#### TO BE DONE
Select and copy out every line in the records containing "text".

#### RECORD SET
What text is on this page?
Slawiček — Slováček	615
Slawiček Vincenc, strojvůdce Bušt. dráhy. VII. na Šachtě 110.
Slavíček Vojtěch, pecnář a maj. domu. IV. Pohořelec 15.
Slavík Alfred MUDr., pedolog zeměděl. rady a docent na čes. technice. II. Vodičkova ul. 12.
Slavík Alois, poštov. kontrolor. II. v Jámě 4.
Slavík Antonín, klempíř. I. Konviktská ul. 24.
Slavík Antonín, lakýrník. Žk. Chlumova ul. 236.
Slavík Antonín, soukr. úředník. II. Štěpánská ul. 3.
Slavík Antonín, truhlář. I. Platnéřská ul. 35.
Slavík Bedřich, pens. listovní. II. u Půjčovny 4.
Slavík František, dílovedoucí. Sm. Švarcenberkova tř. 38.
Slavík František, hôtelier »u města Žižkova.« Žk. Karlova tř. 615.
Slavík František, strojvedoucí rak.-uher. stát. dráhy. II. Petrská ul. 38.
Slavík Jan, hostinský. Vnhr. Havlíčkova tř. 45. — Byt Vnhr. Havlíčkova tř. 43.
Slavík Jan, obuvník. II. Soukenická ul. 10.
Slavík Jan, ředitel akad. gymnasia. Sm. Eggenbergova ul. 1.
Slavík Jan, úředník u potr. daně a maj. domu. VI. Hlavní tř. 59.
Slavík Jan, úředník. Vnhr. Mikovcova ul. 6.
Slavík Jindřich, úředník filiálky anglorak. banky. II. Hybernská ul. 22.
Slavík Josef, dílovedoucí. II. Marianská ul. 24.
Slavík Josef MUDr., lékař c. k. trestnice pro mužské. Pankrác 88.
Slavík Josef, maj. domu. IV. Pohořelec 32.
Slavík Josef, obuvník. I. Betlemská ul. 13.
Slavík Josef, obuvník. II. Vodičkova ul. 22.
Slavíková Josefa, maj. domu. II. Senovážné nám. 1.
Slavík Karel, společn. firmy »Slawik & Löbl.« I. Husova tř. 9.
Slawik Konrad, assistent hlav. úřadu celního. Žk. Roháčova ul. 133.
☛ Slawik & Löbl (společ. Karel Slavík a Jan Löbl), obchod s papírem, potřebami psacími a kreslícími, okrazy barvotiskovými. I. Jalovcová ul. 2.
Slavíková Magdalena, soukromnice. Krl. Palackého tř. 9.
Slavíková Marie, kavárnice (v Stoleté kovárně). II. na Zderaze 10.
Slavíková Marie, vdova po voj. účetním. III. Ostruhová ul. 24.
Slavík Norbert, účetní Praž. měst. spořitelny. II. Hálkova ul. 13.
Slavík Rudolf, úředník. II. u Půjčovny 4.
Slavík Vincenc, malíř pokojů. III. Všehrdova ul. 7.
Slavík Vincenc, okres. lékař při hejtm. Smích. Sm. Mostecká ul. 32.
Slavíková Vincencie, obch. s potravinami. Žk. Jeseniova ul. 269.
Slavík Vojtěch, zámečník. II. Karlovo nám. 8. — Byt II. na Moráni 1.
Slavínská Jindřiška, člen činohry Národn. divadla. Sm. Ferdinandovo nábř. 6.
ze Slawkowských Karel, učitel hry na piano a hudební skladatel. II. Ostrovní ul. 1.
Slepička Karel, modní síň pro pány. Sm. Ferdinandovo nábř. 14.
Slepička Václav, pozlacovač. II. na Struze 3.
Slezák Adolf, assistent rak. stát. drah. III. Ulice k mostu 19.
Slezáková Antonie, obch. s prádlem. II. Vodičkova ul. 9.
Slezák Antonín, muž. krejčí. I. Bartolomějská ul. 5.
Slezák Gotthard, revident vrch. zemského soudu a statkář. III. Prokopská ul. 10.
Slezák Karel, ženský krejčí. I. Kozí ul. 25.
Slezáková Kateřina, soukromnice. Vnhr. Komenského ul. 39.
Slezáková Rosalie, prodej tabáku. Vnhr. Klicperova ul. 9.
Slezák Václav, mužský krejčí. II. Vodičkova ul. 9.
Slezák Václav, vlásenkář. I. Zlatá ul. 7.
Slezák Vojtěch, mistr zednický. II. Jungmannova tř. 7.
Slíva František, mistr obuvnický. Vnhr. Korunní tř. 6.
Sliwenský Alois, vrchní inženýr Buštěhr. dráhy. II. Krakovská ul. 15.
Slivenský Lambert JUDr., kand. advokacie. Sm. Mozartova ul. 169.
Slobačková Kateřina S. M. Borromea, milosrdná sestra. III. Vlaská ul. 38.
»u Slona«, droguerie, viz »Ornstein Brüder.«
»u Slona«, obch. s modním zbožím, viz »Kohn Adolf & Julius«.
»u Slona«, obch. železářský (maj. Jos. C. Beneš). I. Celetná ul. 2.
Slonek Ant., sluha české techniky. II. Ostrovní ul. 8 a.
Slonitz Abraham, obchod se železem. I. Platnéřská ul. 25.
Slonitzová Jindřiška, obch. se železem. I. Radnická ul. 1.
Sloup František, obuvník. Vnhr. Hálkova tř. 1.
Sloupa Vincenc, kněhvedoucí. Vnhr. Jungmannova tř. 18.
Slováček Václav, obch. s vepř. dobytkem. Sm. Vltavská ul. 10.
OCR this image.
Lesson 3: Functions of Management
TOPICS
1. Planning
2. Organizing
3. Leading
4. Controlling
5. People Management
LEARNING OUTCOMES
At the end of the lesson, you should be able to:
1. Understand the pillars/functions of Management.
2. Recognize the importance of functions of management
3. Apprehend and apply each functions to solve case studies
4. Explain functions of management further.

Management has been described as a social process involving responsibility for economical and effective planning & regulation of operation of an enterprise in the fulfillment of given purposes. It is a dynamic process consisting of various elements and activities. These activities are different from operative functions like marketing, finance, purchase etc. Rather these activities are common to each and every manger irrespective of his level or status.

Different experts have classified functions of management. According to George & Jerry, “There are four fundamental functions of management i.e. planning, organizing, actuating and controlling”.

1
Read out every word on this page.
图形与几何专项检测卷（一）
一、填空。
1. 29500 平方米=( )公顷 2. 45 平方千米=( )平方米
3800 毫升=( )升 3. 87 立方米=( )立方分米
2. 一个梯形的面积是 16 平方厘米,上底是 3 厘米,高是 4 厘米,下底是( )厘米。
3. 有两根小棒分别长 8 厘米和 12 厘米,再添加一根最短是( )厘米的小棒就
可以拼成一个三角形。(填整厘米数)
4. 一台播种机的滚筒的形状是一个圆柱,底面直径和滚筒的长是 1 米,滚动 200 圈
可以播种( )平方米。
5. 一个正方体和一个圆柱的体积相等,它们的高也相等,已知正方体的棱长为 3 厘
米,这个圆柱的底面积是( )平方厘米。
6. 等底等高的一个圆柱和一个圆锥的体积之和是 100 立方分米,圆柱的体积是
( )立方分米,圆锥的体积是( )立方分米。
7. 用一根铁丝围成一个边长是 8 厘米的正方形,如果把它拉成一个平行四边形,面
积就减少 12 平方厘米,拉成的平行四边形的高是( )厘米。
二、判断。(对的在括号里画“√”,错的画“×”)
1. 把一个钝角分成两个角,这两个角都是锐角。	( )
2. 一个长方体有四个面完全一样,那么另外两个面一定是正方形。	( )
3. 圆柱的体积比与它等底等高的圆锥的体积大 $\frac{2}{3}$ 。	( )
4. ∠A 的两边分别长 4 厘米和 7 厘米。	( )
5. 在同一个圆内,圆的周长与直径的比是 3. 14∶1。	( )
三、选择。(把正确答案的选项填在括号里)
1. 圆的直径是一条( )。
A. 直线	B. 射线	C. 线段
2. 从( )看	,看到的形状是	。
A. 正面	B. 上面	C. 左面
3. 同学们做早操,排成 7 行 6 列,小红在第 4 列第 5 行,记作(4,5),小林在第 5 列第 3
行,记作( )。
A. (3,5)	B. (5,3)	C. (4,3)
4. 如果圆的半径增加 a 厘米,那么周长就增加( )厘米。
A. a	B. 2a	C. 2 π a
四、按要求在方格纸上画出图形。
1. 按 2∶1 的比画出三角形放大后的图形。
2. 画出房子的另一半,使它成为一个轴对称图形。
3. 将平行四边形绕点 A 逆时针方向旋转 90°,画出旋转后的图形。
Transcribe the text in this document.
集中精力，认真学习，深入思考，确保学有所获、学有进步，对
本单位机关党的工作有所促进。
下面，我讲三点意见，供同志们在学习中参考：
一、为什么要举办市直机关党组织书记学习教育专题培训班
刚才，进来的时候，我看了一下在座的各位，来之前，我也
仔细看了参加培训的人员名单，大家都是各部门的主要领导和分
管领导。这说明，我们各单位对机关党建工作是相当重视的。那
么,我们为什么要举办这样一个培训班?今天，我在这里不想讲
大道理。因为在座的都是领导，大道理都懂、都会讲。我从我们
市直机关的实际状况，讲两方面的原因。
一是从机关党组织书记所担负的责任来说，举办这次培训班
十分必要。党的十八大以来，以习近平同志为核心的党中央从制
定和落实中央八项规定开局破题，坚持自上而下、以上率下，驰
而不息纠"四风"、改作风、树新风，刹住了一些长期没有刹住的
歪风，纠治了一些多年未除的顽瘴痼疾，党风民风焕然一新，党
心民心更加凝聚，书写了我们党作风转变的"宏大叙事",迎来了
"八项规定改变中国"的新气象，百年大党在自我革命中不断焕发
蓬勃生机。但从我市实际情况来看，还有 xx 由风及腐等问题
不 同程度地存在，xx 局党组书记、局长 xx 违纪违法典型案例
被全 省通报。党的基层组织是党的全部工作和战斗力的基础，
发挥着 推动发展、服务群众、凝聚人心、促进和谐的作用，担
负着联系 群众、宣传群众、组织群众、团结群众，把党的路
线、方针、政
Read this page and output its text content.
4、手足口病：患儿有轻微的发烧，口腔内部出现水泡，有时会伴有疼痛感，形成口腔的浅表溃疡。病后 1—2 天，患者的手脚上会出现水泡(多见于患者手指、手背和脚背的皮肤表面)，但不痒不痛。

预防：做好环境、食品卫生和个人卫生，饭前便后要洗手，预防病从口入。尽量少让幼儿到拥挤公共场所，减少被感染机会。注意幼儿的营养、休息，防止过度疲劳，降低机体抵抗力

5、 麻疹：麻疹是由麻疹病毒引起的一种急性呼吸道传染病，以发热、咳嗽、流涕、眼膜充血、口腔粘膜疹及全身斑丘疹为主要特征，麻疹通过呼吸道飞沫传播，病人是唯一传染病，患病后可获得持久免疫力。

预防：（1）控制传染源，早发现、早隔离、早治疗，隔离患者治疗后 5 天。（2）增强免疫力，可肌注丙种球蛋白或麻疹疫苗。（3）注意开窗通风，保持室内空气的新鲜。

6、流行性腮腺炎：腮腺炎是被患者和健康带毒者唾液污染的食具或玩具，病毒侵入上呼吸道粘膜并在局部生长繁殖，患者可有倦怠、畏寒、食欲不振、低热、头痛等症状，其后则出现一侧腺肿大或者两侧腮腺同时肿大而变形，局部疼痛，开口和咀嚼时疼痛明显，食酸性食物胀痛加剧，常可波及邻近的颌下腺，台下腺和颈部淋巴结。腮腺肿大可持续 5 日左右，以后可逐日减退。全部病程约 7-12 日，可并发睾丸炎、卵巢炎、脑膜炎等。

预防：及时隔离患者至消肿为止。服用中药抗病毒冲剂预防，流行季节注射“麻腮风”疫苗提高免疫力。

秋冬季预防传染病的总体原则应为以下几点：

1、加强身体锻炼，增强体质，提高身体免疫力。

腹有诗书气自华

#### EXPECTED ANSWER
What text is on this page?
Transcribe the text in this document.
Read this page and output its text content.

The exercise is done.